Edit the listing below by replacing each "Bar" with "Box" and leaving everything else unchanged. Omit the pictures from your answer.

**Excerpted records**.
──────────────────────────────

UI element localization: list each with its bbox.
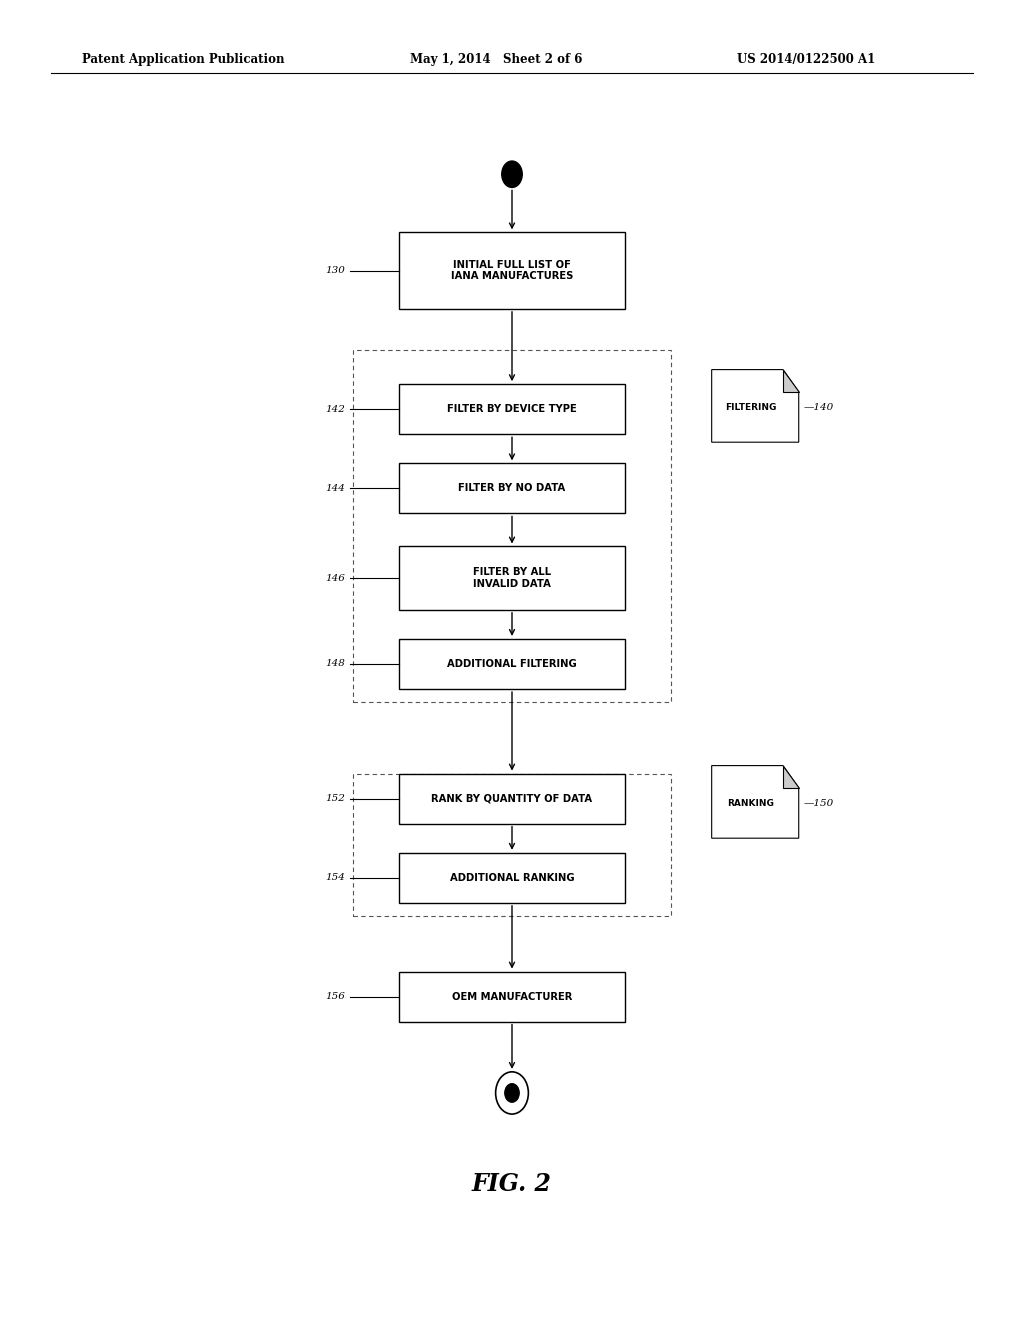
Bar (399, 232, 625, 309)
Text: May 1, 2014   Sheet 2 of 6: May 1, 2014 Sheet 2 of 6 (410, 53, 582, 66)
Text: —140: —140 (804, 403, 835, 412)
Bar (399, 639, 625, 689)
Bar (399, 546, 625, 610)
Text: 156: 156 (326, 993, 345, 1001)
Bar (399, 972, 625, 1022)
Bar (399, 463, 625, 513)
Bar (399, 774, 625, 824)
Text: FILTERING: FILTERING (725, 403, 776, 412)
Polygon shape (783, 766, 799, 788)
Polygon shape (783, 370, 799, 392)
Text: US 2014/0122500 A1: US 2014/0122500 A1 (737, 53, 876, 66)
Circle shape (496, 1072, 528, 1114)
Polygon shape (712, 766, 799, 838)
Text: 130: 130 (326, 267, 345, 275)
Text: ADDITIONAL RANKING: ADDITIONAL RANKING (450, 873, 574, 883)
Bar (399, 853, 625, 903)
Text: INITIAL FULL LIST OF
IANA MANUFACTURES: INITIAL FULL LIST OF IANA MANUFACTURES (451, 260, 573, 281)
Text: 142: 142 (326, 405, 345, 413)
Text: RANK BY QUANTITY OF DATA: RANK BY QUANTITY OF DATA (431, 793, 593, 804)
Text: 148: 148 (326, 660, 345, 668)
Text: FILTER BY DEVICE TYPE: FILTER BY DEVICE TYPE (447, 404, 577, 414)
Text: —150: —150 (804, 799, 835, 808)
Bar (353, 350, 671, 702)
Text: OEM MANUFACTURER: OEM MANUFACTURER (452, 991, 572, 1002)
Text: Patent Application Publication: Patent Application Publication (82, 53, 285, 66)
Text: 146: 146 (326, 574, 345, 582)
Circle shape (502, 161, 522, 187)
Circle shape (505, 1084, 519, 1102)
Text: 144: 144 (326, 484, 345, 492)
Bar (353, 774, 671, 916)
Text: 152: 152 (326, 795, 345, 803)
Text: ADDITIONAL FILTERING: ADDITIONAL FILTERING (447, 659, 577, 669)
Polygon shape (712, 370, 799, 442)
Text: RANKING: RANKING (727, 799, 774, 808)
Text: 154: 154 (326, 874, 345, 882)
Text: FILTER BY NO DATA: FILTER BY NO DATA (459, 483, 565, 494)
Bar (399, 384, 625, 434)
Text: FIG. 2: FIG. 2 (472, 1172, 552, 1196)
Text: FILTER BY ALL
INVALID DATA: FILTER BY ALL INVALID DATA (473, 568, 551, 589)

──────────────────────────────

**Exercise solution**.
UI element localization: list each with its bbox.
Box (399, 232, 625, 309)
Text: May 1, 2014   Sheet 2 of 6: May 1, 2014 Sheet 2 of 6 (410, 53, 582, 66)
Text: —140: —140 (804, 403, 835, 412)
Box (399, 639, 625, 689)
Box (399, 546, 625, 610)
Text: 156: 156 (326, 993, 345, 1001)
Box (399, 972, 625, 1022)
Box (399, 463, 625, 513)
Box (399, 774, 625, 824)
Text: FILTERING: FILTERING (725, 403, 776, 412)
Polygon shape (783, 766, 799, 788)
Polygon shape (783, 370, 799, 392)
Text: US 2014/0122500 A1: US 2014/0122500 A1 (737, 53, 876, 66)
Circle shape (496, 1072, 528, 1114)
Polygon shape (712, 766, 799, 838)
Text: 130: 130 (326, 267, 345, 275)
Text: ADDITIONAL RANKING: ADDITIONAL RANKING (450, 873, 574, 883)
Box (399, 853, 625, 903)
Text: INITIAL FULL LIST OF
IANA MANUFACTURES: INITIAL FULL LIST OF IANA MANUFACTURES (451, 260, 573, 281)
Text: 142: 142 (326, 405, 345, 413)
Text: RANK BY QUANTITY OF DATA: RANK BY QUANTITY OF DATA (431, 793, 593, 804)
Text: 148: 148 (326, 660, 345, 668)
Text: FILTER BY DEVICE TYPE: FILTER BY DEVICE TYPE (447, 404, 577, 414)
Text: —150: —150 (804, 799, 835, 808)
Box (353, 350, 671, 702)
Text: OEM MANUFACTURER: OEM MANUFACTURER (452, 991, 572, 1002)
Text: Patent Application Publication: Patent Application Publication (82, 53, 285, 66)
Text: 146: 146 (326, 574, 345, 582)
Circle shape (502, 161, 522, 187)
Circle shape (505, 1084, 519, 1102)
Text: 144: 144 (326, 484, 345, 492)
Box (353, 774, 671, 916)
Text: 152: 152 (326, 795, 345, 803)
Text: ADDITIONAL FILTERING: ADDITIONAL FILTERING (447, 659, 577, 669)
Polygon shape (712, 370, 799, 442)
Text: RANKING: RANKING (727, 799, 774, 808)
Text: 154: 154 (326, 874, 345, 882)
Text: FILTER BY NO DATA: FILTER BY NO DATA (459, 483, 565, 494)
Box (399, 384, 625, 434)
Text: FIG. 2: FIG. 2 (472, 1172, 552, 1196)
Text: FILTER BY ALL
INVALID DATA: FILTER BY ALL INVALID DATA (473, 568, 551, 589)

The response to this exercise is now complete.